Data entries for graphics:
■ ■ ■ ■ ■ ■ ■

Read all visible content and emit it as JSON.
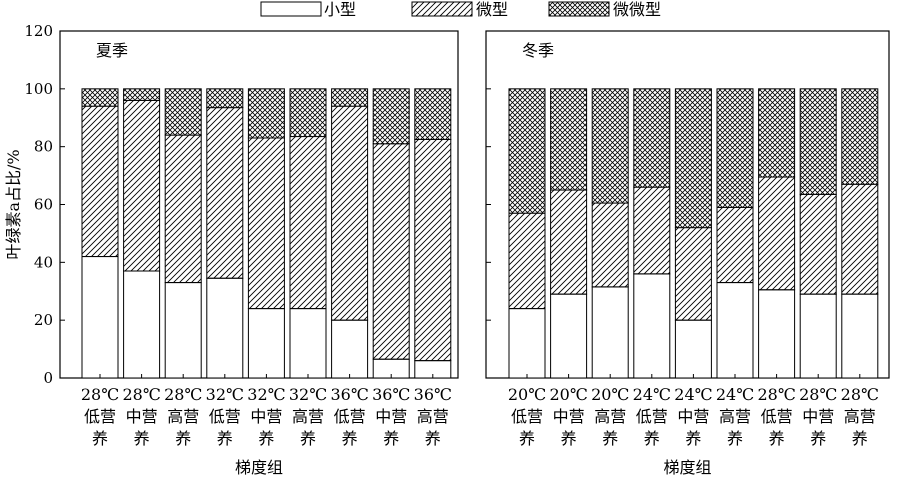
{
  "chart_data": {
    "type": "bar",
    "stacked": true,
    "ylabel": "叶绿素a占比/%",
    "ylim": [
      0,
      120
    ],
    "yticks": [
      0,
      20,
      40,
      60,
      80,
      100,
      120
    ],
    "grid": false,
    "legend": {
      "placement": "top-center",
      "entries": [
        {
          "name": "小型",
          "fill": "white"
        },
        {
          "name": "微型",
          "fill": "hatch-diagonal"
        },
        {
          "name": "微微型",
          "fill": "hatch-cross"
        }
      ]
    },
    "panels": [
      {
        "title": "夏季",
        "xlabel": "梯度组",
        "categories": [
          [
            "28℃",
            "低营",
            "养"
          ],
          [
            "28℃",
            "中营",
            "养"
          ],
          [
            "28℃",
            "高营",
            "养"
          ],
          [
            "32℃",
            "低营",
            "养"
          ],
          [
            "32℃",
            "中营",
            "养"
          ],
          [
            "32℃",
            "高营",
            "养"
          ],
          [
            "36℃",
            "低营",
            "养"
          ],
          [
            "36℃",
            "中营",
            "养"
          ],
          [
            "36℃",
            "高营",
            "养"
          ]
        ],
        "series": [
          {
            "name": "小型",
            "values": [
              42,
              37,
              33,
              34.5,
              24,
              24,
              20,
              6.5,
              6
            ]
          },
          {
            "name": "微型",
            "values": [
              52,
              59,
              51,
              59,
              59,
              59.5,
              74,
              74.5,
              76.5
            ]
          },
          {
            "name": "微微型",
            "values": [
              6,
              4,
              16,
              6.5,
              17,
              16.5,
              6,
              19,
              17.5
            ]
          }
        ]
      },
      {
        "title": "冬季",
        "xlabel": "梯度组",
        "categories": [
          [
            "20℃",
            "低营",
            "养"
          ],
          [
            "20℃",
            "中营",
            "养"
          ],
          [
            "20℃",
            "高营",
            "养"
          ],
          [
            "24℃",
            "低营",
            "养"
          ],
          [
            "24℃",
            "中营",
            "养"
          ],
          [
            "24℃",
            "高营",
            "养"
          ],
          [
            "28℃",
            "低营",
            "养"
          ],
          [
            "28℃",
            "中营",
            "养"
          ],
          [
            "28℃",
            "高营",
            "养"
          ]
        ],
        "series": [
          {
            "name": "小型",
            "values": [
              24,
              29,
              31.5,
              36,
              20,
              33,
              30.5,
              29,
              29
            ]
          },
          {
            "name": "微型",
            "values": [
              33,
              36,
              29,
              30,
              32,
              26,
              39,
              34.5,
              38
            ]
          },
          {
            "name": "微微型",
            "values": [
              43,
              35,
              39.5,
              34,
              48,
              41,
              30.5,
              36.5,
              33
            ]
          }
        ]
      }
    ]
  }
}
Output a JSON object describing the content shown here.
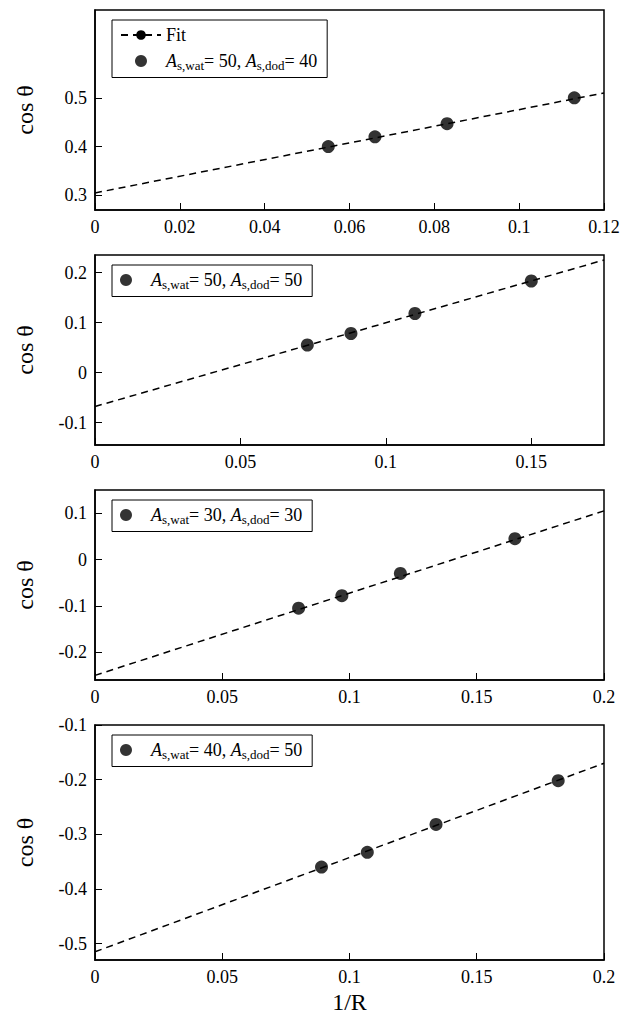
{
  "chart_data": [
    {
      "type": "scatter",
      "ylabel": "cos θ",
      "xlim": [
        0,
        0.12
      ],
      "xticks": [
        0,
        0.02,
        0.04,
        0.06,
        0.08,
        0.1,
        0.12
      ],
      "ylim": [
        0.27,
        0.68
      ],
      "yticks": [
        0.3,
        0.4,
        0.5
      ],
      "grid": false,
      "legend": "upper left",
      "series": [
        {
          "name": "Fit",
          "type": "line",
          "line_style": "dashed",
          "color": "#000000",
          "x": [
            0,
            0.12
          ],
          "values": [
            0.305,
            0.51
          ]
        },
        {
          "name": "As,wat= 50, As,dod= 40",
          "type": "scatter",
          "marker": "circle",
          "color": "#000000",
          "x": [
            0.055,
            0.066,
            0.083,
            0.113
          ],
          "values": [
            0.4,
            0.42,
            0.447,
            0.5
          ]
        }
      ]
    },
    {
      "type": "scatter",
      "ylabel": "cos θ",
      "xlim": [
        0,
        0.175
      ],
      "xticks": [
        0,
        0.05,
        0.1,
        0.15
      ],
      "ylim": [
        -0.145,
        0.235
      ],
      "yticks": [
        -0.1,
        0,
        0.1,
        0.2
      ],
      "grid": false,
      "legend": "upper left",
      "series": [
        {
          "type": "line",
          "line_style": "dashed",
          "color": "#000000",
          "x": [
            0,
            0.175
          ],
          "values": [
            -0.068,
            0.225
          ]
        },
        {
          "name": "As,wat= 50, As,dod= 50",
          "type": "scatter",
          "marker": "circle",
          "color": "#000000",
          "x": [
            0.073,
            0.088,
            0.11,
            0.15
          ],
          "values": [
            0.055,
            0.078,
            0.118,
            0.183
          ]
        }
      ]
    },
    {
      "type": "scatter",
      "ylabel": "cos θ",
      "xlim": [
        0,
        0.2
      ],
      "xticks": [
        0,
        0.05,
        0.1,
        0.15,
        0.2
      ],
      "ylim": [
        -0.26,
        0.15
      ],
      "yticks": [
        -0.2,
        -0.1,
        0,
        0.1
      ],
      "grid": false,
      "legend": "upper left",
      "series": [
        {
          "type": "line",
          "line_style": "dashed",
          "color": "#000000",
          "x": [
            0,
            0.2
          ],
          "values": [
            -0.25,
            0.105
          ]
        },
        {
          "name": "As,wat= 30, As,dod= 30",
          "type": "scatter",
          "marker": "circle",
          "color": "#000000",
          "x": [
            0.08,
            0.097,
            0.12,
            0.165
          ],
          "values": [
            -0.105,
            -0.078,
            -0.03,
            0.045
          ]
        }
      ]
    },
    {
      "type": "scatter",
      "ylabel": "cos θ",
      "xlabel": "1/R",
      "xlim": [
        0,
        0.2
      ],
      "xticks": [
        0,
        0.05,
        0.1,
        0.15,
        0.2
      ],
      "ylim": [
        -0.53,
        -0.1
      ],
      "yticks": [
        -0.5,
        -0.4,
        -0.3,
        -0.2,
        -0.1
      ],
      "grid": false,
      "legend": "upper left",
      "series": [
        {
          "type": "line",
          "line_style": "dashed",
          "color": "#000000",
          "x": [
            0,
            0.2
          ],
          "values": [
            -0.515,
            -0.17
          ]
        },
        {
          "name": "As,wat= 40, As,dod= 50",
          "type": "scatter",
          "marker": "circle",
          "color": "#000000",
          "x": [
            0.089,
            0.107,
            0.134,
            0.182
          ],
          "values": [
            -0.36,
            -0.333,
            -0.282,
            -0.202
          ]
        }
      ]
    }
  ]
}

■ ■ ■ ■ ■ ■ ■

_Written exercise_
Repeat the material above verbatim, with no pictures in the output.

_Full response_
Read all visible content and emit it as JSON.
{
  "chart_data": {
    "type": "bar",
    "stacked": true,
    "ylabel": "叶绿素a占比/%",
    "ylim": [
      0,
      120
    ],
    "yticks": [
      0,
      20,
      40,
      60,
      80,
      100,
      120
    ],
    "grid": false,
    "legend": {
      "placement": "top-center",
      "entries": [
        {
          "name": "小型",
          "fill": "white"
        },
        {
          "name": "微型",
          "fill": "hatch-diagonal"
        },
        {
          "name": "微微型",
          "fill": "hatch-cross"
        }
      ]
    },
    "panels": [
      {
        "title": "夏季",
        "xlabel": "梯度组",
        "categories": [
          [
            "28℃",
            "低营",
            "养"
          ],
          [
            "28℃",
            "中营",
            "养"
          ],
          [
            "28℃",
            "高营",
            "养"
          ],
          [
            "32℃",
            "低营",
            "养"
          ],
          [
            "32℃",
            "中营",
            "养"
          ],
          [
            "32℃",
            "高营",
            "养"
          ],
          [
            "36℃",
            "低营",
            "养"
          ],
          [
            "36℃",
            "中营",
            "养"
          ],
          [
            "36℃",
            "高营",
            "养"
          ]
        ],
        "series": [
          {
            "name": "小型",
            "values": [
              42,
              37,
              33,
              34.5,
              24,
              24,
              20,
              6.5,
              6
            ]
          },
          {
            "name": "微型",
            "values": [
              52,
              59,
              51,
              59,
              59,
              59.5,
              74,
              74.5,
              76.5
            ]
          },
          {
            "name": "微微型",
            "values": [
              6,
              4,
              16,
              6.5,
              17,
              16.5,
              6,
              19,
              17.5
            ]
          }
        ]
      },
      {
        "title": "冬季",
        "xlabel": "梯度组",
        "categories": [
          [
            "20℃",
            "低营",
            "养"
          ],
          [
            "20℃",
            "中营",
            "养"
          ],
          [
            "20℃",
            "高营",
            "养"
          ],
          [
            "24℃",
            "低营",
            "养"
          ],
          [
            "24℃",
            "中营",
            "养"
          ],
          [
            "24℃",
            "高营",
            "养"
          ],
          [
            "28℃",
            "低营",
            "养"
          ],
          [
            "28℃",
            "中营",
            "养"
          ],
          [
            "28℃",
            "高营",
            "养"
          ]
        ],
        "series": [
          {
            "name": "小型",
            "values": [
              24,
              29,
              31.5,
              36,
              20,
              33,
              30.5,
              29,
              29
            ]
          },
          {
            "name": "微型",
            "values": [
              33,
              36,
              29,
              30,
              32,
              26,
              39,
              34.5,
              38
            ]
          },
          {
            "name": "微微型",
            "values": [
              43,
              35,
              39.5,
              34,
              48,
              41,
              30.5,
              36.5,
              33
            ]
          }
        ]
      }
    ]
  }
}
Output a JSON object describing the content shown here.
{
  "chart_data": [
    {
      "type": "scatter",
      "ylabel": "cos θ",
      "xlim": [
        0,
        0.12
      ],
      "xticks": [
        0,
        0.02,
        0.04,
        0.06,
        0.08,
        0.1,
        0.12
      ],
      "ylim": [
        0.27,
        0.68
      ],
      "yticks": [
        0.3,
        0.4,
        0.5
      ],
      "grid": false,
      "legend": "upper left",
      "series": [
        {
          "name": "Fit",
          "type": "line",
          "line_style": "dashed",
          "color": "#000000",
          "x": [
            0,
            0.12
          ],
          "values": [
            0.305,
            0.51
          ]
        },
        {
          "name": "As,wat= 50, As,dod= 40",
          "type": "scatter",
          "marker": "circle",
          "color": "#000000",
          "x": [
            0.055,
            0.066,
            0.083,
            0.113
          ],
          "values": [
            0.4,
            0.42,
            0.447,
            0.5
          ]
        }
      ]
    },
    {
      "type": "scatter",
      "ylabel": "cos θ",
      "xlim": [
        0,
        0.175
      ],
      "xticks": [
        0,
        0.05,
        0.1,
        0.15
      ],
      "ylim": [
        -0.145,
        0.235
      ],
      "yticks": [
        -0.1,
        0,
        0.1,
        0.2
      ],
      "grid": false,
      "legend": "upper left",
      "series": [
        {
          "type": "line",
          "line_style": "dashed",
          "color": "#000000",
          "x": [
            0,
            0.175
          ],
          "values": [
            -0.068,
            0.225
          ]
        },
        {
          "name": "As,wat= 50, As,dod= 50",
          "type": "scatter",
          "marker": "circle",
          "color": "#000000",
          "x": [
            0.073,
            0.088,
            0.11,
            0.15
          ],
          "values": [
            0.055,
            0.078,
            0.118,
            0.183
          ]
        }
      ]
    },
    {
      "type": "scatter",
      "ylabel": "cos θ",
      "xlim": [
        0,
        0.2
      ],
      "xticks": [
        0,
        0.05,
        0.1,
        0.15,
        0.2
      ],
      "ylim": [
        -0.26,
        0.15
      ],
      "yticks": [
        -0.2,
        -0.1,
        0,
        0.1
      ],
      "grid": false,
      "legend": "upper left",
      "series": [
        {
          "type": "line",
          "line_style": "dashed",
          "color": "#000000",
          "x": [
            0,
            0.2
          ],
          "values": [
            -0.25,
            0.105
          ]
        },
        {
          "name": "As,wat= 30, As,dod= 30",
          "type": "scatter",
          "marker": "circle",
          "color": "#000000",
          "x": [
            0.08,
            0.097,
            0.12,
            0.165
          ],
          "values": [
            -0.105,
            -0.078,
            -0.03,
            0.045
          ]
        }
      ]
    },
    {
      "type": "scatter",
      "ylabel": "cos θ",
      "xlabel": "1/R",
      "xlim": [
        0,
        0.2
      ],
      "xticks": [
        0,
        0.05,
        0.1,
        0.15,
        0.2
      ],
      "ylim": [
        -0.53,
        -0.1
      ],
      "yticks": [
        -0.5,
        -0.4,
        -0.3,
        -0.2,
        -0.1
      ],
      "grid": false,
      "legend": "upper left",
      "series": [
        {
          "type": "line",
          "line_style": "dashed",
          "color": "#000000",
          "x": [
            0,
            0.2
          ],
          "values": [
            -0.515,
            -0.17
          ]
        },
        {
          "name": "As,wat= 40, As,dod= 50",
          "type": "scatter",
          "marker": "circle",
          "color": "#000000",
          "x": [
            0.089,
            0.107,
            0.134,
            0.182
          ],
          "values": [
            -0.36,
            -0.333,
            -0.282,
            -0.202
          ]
        }
      ]
    }
  ]
}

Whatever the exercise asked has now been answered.